Output the full listing word for word.

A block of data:
────
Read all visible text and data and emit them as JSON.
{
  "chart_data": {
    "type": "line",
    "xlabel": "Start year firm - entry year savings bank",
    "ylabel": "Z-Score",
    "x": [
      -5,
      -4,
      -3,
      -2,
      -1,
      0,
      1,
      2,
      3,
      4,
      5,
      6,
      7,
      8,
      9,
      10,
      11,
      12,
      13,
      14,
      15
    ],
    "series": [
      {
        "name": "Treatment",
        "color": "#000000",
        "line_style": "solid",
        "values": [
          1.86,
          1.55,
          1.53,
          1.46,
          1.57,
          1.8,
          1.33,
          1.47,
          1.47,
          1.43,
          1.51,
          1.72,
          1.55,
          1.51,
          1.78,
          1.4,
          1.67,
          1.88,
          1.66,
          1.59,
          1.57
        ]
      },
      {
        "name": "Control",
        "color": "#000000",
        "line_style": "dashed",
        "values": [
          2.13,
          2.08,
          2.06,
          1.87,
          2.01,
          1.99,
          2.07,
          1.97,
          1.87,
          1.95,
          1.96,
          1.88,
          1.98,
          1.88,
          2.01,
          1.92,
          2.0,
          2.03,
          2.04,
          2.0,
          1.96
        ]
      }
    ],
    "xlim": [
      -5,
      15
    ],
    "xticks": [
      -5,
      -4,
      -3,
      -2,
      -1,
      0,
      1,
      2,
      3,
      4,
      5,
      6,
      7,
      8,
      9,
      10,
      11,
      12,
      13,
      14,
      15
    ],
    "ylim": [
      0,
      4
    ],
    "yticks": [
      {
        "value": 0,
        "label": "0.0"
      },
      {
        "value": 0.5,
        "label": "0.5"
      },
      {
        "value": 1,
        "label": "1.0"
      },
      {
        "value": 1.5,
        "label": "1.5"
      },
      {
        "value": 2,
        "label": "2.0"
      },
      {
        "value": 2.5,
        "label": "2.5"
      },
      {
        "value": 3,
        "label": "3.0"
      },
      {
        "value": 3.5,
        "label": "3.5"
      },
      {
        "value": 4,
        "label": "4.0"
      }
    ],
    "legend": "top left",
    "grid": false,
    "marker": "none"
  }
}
────
FULL ANSWER:
Read all visible text and data and emit them as JSON.
{
  "chart_data": {
    "type": "line",
    "xlabel": "Start year firm - entry year savings bank",
    "ylabel": "Z-Score",
    "x": [
      -5,
      -4,
      -3,
      -2,
      -1,
      0,
      1,
      2,
      3,
      4,
      5,
      6,
      7,
      8,
      9,
      10,
      11,
      12,
      13,
      14,
      15
    ],
    "series": [
      {
        "name": "Treatment",
        "color": "#000000",
        "line_style": "solid",
        "values": [
          1.86,
          1.55,
          1.53,
          1.46,
          1.57,
          1.8,
          1.33,
          1.47,
          1.47,
          1.43,
          1.51,
          1.72,
          1.55,
          1.51,
          1.78,
          1.4,
          1.67,
          1.88,
          1.66,
          1.59,
          1.57
        ]
      },
      {
        "name": "Control",
        "color": "#000000",
        "line_style": "dashed",
        "values": [
          2.13,
          2.08,
          2.06,
          1.87,
          2.01,
          1.99,
          2.07,
          1.97,
          1.87,
          1.95,
          1.96,
          1.88,
          1.98,
          1.88,
          2.01,
          1.92,
          2.0,
          2.03,
          2.04,
          2.0,
          1.96
        ]
      }
    ],
    "xlim": [
      -5,
      15
    ],
    "xticks": [
      -5,
      -4,
      -3,
      -2,
      -1,
      0,
      1,
      2,
      3,
      4,
      5,
      6,
      7,
      8,
      9,
      10,
      11,
      12,
      13,
      14,
      15
    ],
    "ylim": [
      0,
      4
    ],
    "yticks": [
      {
        "value": 0,
        "label": "0.0"
      },
      {
        "value": 0.5,
        "label": "0.5"
      },
      {
        "value": 1,
        "label": "1.0"
      },
      {
        "value": 1.5,
        "label": "1.5"
      },
      {
        "value": 2,
        "label": "2.0"
      },
      {
        "value": 2.5,
        "label": "2.5"
      },
      {
        "value": 3,
        "label": "3.0"
      },
      {
        "value": 3.5,
        "label": "3.5"
      },
      {
        "value": 4,
        "label": "4.0"
      }
    ],
    "legend": "top left",
    "grid": false,
    "marker": "none"
  }
}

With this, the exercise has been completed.